━━ RECORDS PROVIDED
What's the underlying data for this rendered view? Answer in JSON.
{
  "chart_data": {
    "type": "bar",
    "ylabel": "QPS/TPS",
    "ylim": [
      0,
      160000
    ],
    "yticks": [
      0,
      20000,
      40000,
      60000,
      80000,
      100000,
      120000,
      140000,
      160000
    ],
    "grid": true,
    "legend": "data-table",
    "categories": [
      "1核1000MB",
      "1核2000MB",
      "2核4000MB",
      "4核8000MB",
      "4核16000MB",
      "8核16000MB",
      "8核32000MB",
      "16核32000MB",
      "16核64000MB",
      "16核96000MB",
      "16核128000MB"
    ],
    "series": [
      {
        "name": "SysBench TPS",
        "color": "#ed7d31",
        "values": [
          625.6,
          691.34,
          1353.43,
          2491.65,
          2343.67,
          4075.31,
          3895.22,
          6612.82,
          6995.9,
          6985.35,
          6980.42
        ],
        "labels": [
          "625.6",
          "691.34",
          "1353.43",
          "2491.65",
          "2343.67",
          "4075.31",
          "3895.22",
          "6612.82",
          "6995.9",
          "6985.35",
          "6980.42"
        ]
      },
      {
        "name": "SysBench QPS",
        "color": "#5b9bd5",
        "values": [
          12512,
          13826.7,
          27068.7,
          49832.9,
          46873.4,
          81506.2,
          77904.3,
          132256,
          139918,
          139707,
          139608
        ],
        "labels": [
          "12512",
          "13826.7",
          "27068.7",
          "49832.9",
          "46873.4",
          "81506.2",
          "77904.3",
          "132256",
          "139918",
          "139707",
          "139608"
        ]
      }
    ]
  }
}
━━━━
Repeat the whole listing exactly, keeping every line intact.

=== THE SOLUTION ===
What's the underlying data for this rendered view? Answer in JSON.
{
  "chart_data": {
    "type": "bar",
    "ylabel": "QPS/TPS",
    "ylim": [
      0,
      160000
    ],
    "yticks": [
      0,
      20000,
      40000,
      60000,
      80000,
      100000,
      120000,
      140000,
      160000
    ],
    "grid": true,
    "legend": "data-table",
    "categories": [
      "1核1000MB",
      "1核2000MB",
      "2核4000MB",
      "4核8000MB",
      "4核16000MB",
      "8核16000MB",
      "8核32000MB",
      "16核32000MB",
      "16核64000MB",
      "16核96000MB",
      "16核128000MB"
    ],
    "series": [
      {
        "name": "SysBench TPS",
        "color": "#ed7d31",
        "values": [
          625.6,
          691.34,
          1353.43,
          2491.65,
          2343.67,
          4075.31,
          3895.22,
          6612.82,
          6995.9,
          6985.35,
          6980.42
        ],
        "labels": [
          "625.6",
          "691.34",
          "1353.43",
          "2491.65",
          "2343.67",
          "4075.31",
          "3895.22",
          "6612.82",
          "6995.9",
          "6985.35",
          "6980.42"
        ]
      },
      {
        "name": "SysBench QPS",
        "color": "#5b9bd5",
        "values": [
          12512,
          13826.7,
          27068.7,
          49832.9,
          46873.4,
          81506.2,
          77904.3,
          132256,
          139918,
          139707,
          139608
        ],
        "labels": [
          "12512",
          "13826.7",
          "27068.7",
          "49832.9",
          "46873.4",
          "81506.2",
          "77904.3",
          "132256",
          "139918",
          "139707",
          "139608"
        ]
      }
    ]
  }
}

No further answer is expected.